▸ THE EXERCISE:
Your task is to reproduce the entries below word for word.

--- START ---

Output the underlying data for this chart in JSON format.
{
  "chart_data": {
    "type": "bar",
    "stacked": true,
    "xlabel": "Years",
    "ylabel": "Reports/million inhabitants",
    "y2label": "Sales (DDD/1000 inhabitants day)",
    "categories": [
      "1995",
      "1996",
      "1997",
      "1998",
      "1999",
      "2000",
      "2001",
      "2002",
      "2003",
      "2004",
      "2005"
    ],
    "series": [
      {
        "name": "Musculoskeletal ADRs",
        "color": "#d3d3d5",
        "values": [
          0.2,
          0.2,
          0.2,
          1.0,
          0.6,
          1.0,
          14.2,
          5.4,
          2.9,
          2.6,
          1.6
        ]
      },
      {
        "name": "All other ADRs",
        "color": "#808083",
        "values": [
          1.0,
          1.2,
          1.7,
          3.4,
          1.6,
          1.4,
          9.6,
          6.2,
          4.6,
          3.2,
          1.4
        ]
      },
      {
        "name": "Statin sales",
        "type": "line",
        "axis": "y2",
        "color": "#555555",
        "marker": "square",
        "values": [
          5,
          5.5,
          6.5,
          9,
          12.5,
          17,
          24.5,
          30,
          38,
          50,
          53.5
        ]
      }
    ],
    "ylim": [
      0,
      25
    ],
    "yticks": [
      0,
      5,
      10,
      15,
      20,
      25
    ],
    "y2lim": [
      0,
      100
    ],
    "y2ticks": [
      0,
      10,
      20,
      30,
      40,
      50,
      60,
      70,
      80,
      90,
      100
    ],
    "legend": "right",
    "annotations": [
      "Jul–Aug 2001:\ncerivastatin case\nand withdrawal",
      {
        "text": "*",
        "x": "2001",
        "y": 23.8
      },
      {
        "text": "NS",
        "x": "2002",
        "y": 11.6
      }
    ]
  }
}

--- END ---

▸ REPLY:
Output the underlying data for this chart in JSON format.
{
  "chart_data": {
    "type": "bar",
    "stacked": true,
    "xlabel": "Years",
    "ylabel": "Reports/million inhabitants",
    "y2label": "Sales (DDD/1000 inhabitants day)",
    "categories": [
      "1995",
      "1996",
      "1997",
      "1998",
      "1999",
      "2000",
      "2001",
      "2002",
      "2003",
      "2004",
      "2005"
    ],
    "series": [
      {
        "name": "Musculoskeletal ADRs",
        "color": "#d3d3d5",
        "values": [
          0.2,
          0.2,
          0.2,
          1.0,
          0.6,
          1.0,
          14.2,
          5.4,
          2.9,
          2.6,
          1.6
        ]
      },
      {
        "name": "All other ADRs",
        "color": "#808083",
        "values": [
          1.0,
          1.2,
          1.7,
          3.4,
          1.6,
          1.4,
          9.6,
          6.2,
          4.6,
          3.2,
          1.4
        ]
      },
      {
        "name": "Statin sales",
        "type": "line",
        "axis": "y2",
        "color": "#555555",
        "marker": "square",
        "values": [
          5,
          5.5,
          6.5,
          9,
          12.5,
          17,
          24.5,
          30,
          38,
          50,
          53.5
        ]
      }
    ],
    "ylim": [
      0,
      25
    ],
    "yticks": [
      0,
      5,
      10,
      15,
      20,
      25
    ],
    "y2lim": [
      0,
      100
    ],
    "y2ticks": [
      0,
      10,
      20,
      30,
      40,
      50,
      60,
      70,
      80,
      90,
      100
    ],
    "legend": "right",
    "annotations": [
      "Jul–Aug 2001:\ncerivastatin case\nand withdrawal",
      {
        "text": "*",
        "x": "2001",
        "y": 23.8
      },
      {
        "text": "NS",
        "x": "2002",
        "y": 11.6
      }
    ]
  }
}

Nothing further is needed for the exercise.